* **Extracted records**
______

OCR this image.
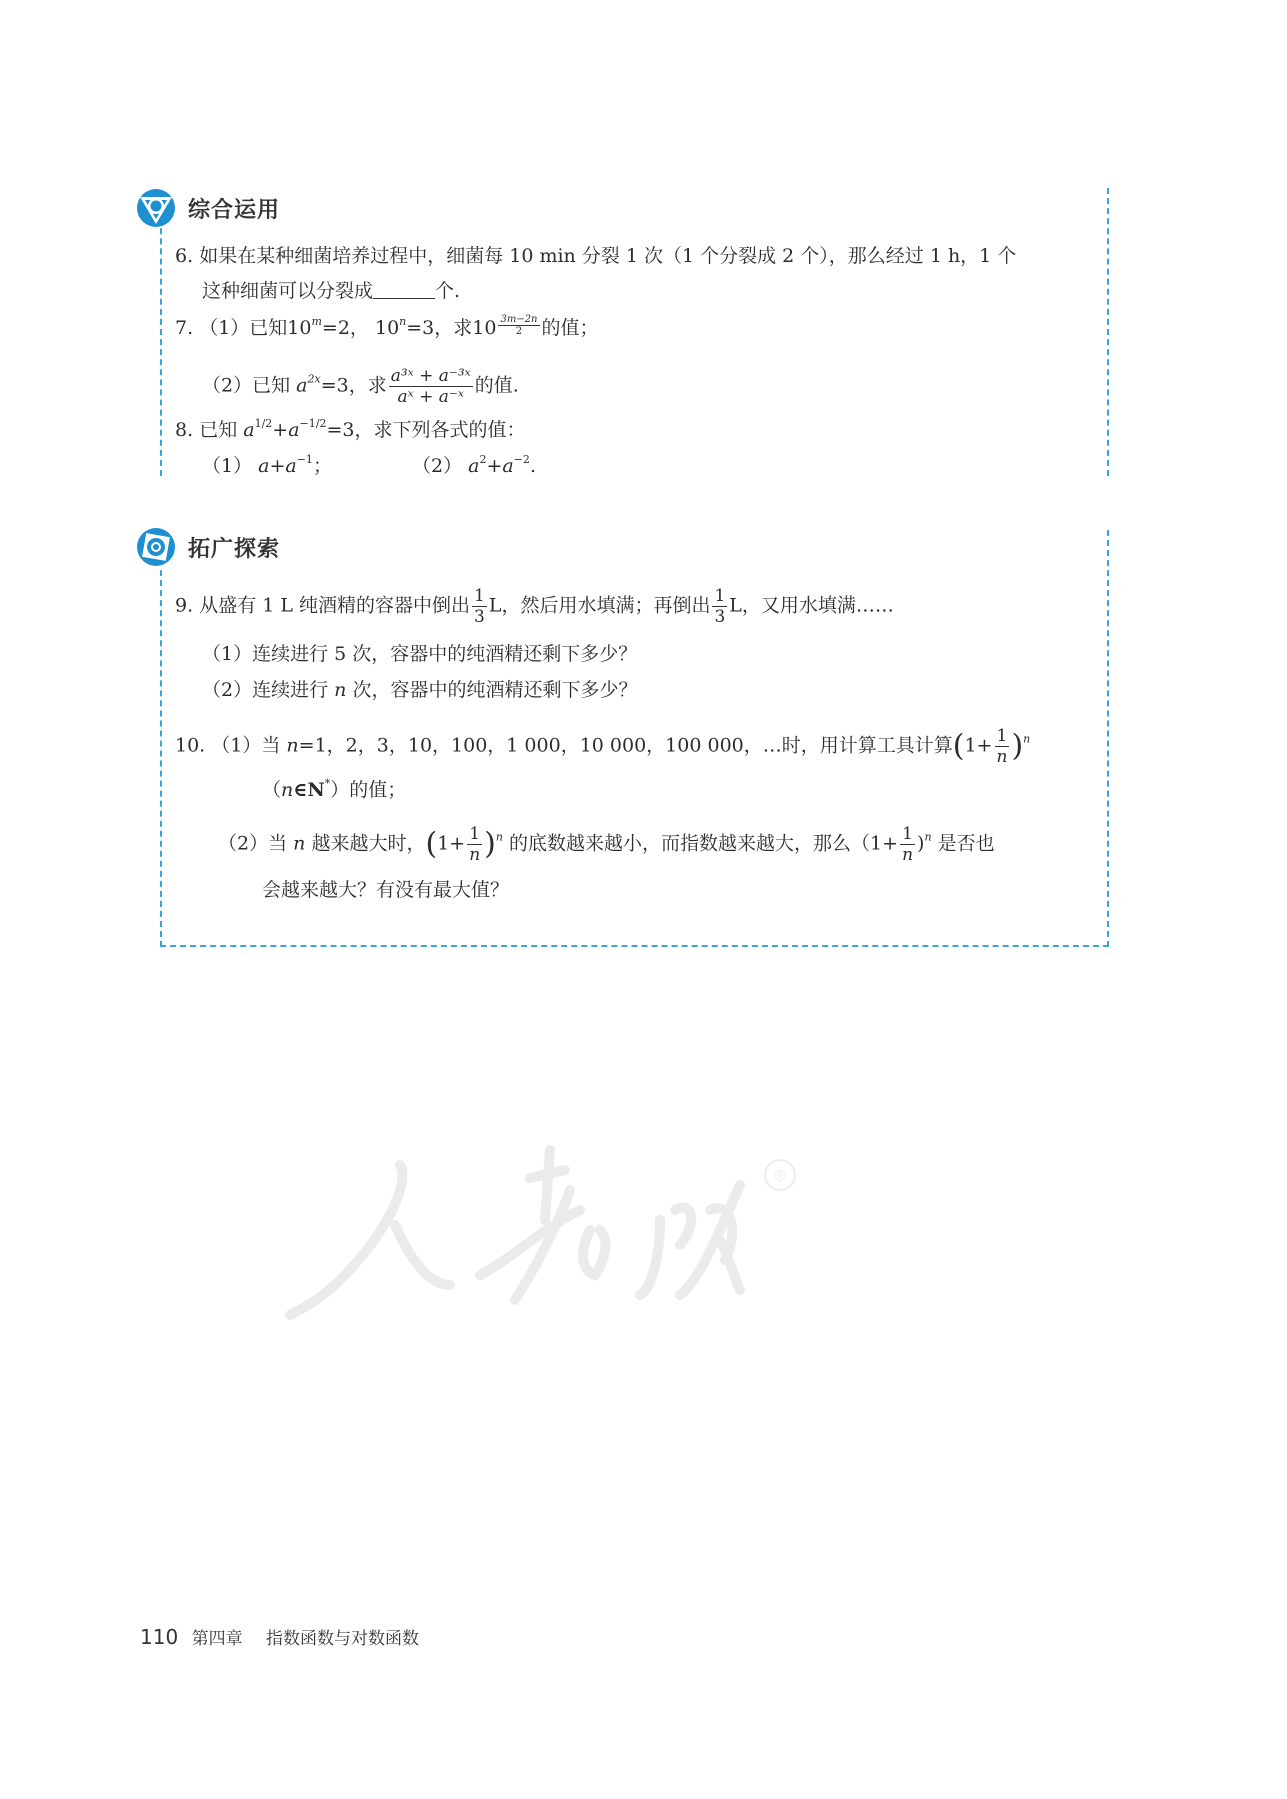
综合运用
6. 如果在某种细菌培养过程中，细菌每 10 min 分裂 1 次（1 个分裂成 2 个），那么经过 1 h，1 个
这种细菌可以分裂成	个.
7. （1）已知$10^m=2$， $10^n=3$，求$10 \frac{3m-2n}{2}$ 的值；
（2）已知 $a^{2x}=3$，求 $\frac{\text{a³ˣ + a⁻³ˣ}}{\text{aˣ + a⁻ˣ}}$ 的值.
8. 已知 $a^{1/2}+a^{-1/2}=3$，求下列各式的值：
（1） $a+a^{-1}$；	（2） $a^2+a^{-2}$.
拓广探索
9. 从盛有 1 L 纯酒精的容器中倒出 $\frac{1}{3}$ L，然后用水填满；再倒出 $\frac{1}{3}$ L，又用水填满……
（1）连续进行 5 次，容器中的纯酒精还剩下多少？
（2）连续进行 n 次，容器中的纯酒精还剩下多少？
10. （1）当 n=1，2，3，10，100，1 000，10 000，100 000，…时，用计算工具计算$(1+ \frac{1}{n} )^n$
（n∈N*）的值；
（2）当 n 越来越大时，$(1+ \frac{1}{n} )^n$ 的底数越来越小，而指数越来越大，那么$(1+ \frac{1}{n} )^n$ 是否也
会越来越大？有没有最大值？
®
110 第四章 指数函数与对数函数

______

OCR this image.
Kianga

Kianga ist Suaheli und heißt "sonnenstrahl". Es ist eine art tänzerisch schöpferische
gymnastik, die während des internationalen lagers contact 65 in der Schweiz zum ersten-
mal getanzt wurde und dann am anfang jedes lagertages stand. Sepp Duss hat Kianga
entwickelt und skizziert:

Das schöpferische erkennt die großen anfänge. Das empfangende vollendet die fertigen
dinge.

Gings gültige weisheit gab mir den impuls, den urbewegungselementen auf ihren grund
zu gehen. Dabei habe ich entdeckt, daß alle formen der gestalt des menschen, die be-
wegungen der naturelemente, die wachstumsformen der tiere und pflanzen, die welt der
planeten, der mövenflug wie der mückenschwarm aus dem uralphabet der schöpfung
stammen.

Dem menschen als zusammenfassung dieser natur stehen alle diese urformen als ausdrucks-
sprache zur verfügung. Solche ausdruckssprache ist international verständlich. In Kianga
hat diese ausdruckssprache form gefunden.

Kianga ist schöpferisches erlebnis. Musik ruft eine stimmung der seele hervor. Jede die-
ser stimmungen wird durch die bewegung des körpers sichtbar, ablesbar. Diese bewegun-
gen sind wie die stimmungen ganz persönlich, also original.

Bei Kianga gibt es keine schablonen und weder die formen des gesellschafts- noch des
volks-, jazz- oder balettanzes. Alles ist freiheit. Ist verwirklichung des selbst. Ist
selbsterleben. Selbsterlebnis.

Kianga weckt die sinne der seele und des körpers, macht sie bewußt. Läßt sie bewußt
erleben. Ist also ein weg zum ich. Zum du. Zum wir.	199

______

* **STATED TASK**
Copy every line of the listing that contains the word "körpers".

* **FINAL RESULT**
ser stimmungen wird durch die bewegung des körpers sichtbar, ablesbar. Diese bewegun-
Kianga weckt die sinne der seele und des körpers, macht sie bewußt. Läßt sie bewußt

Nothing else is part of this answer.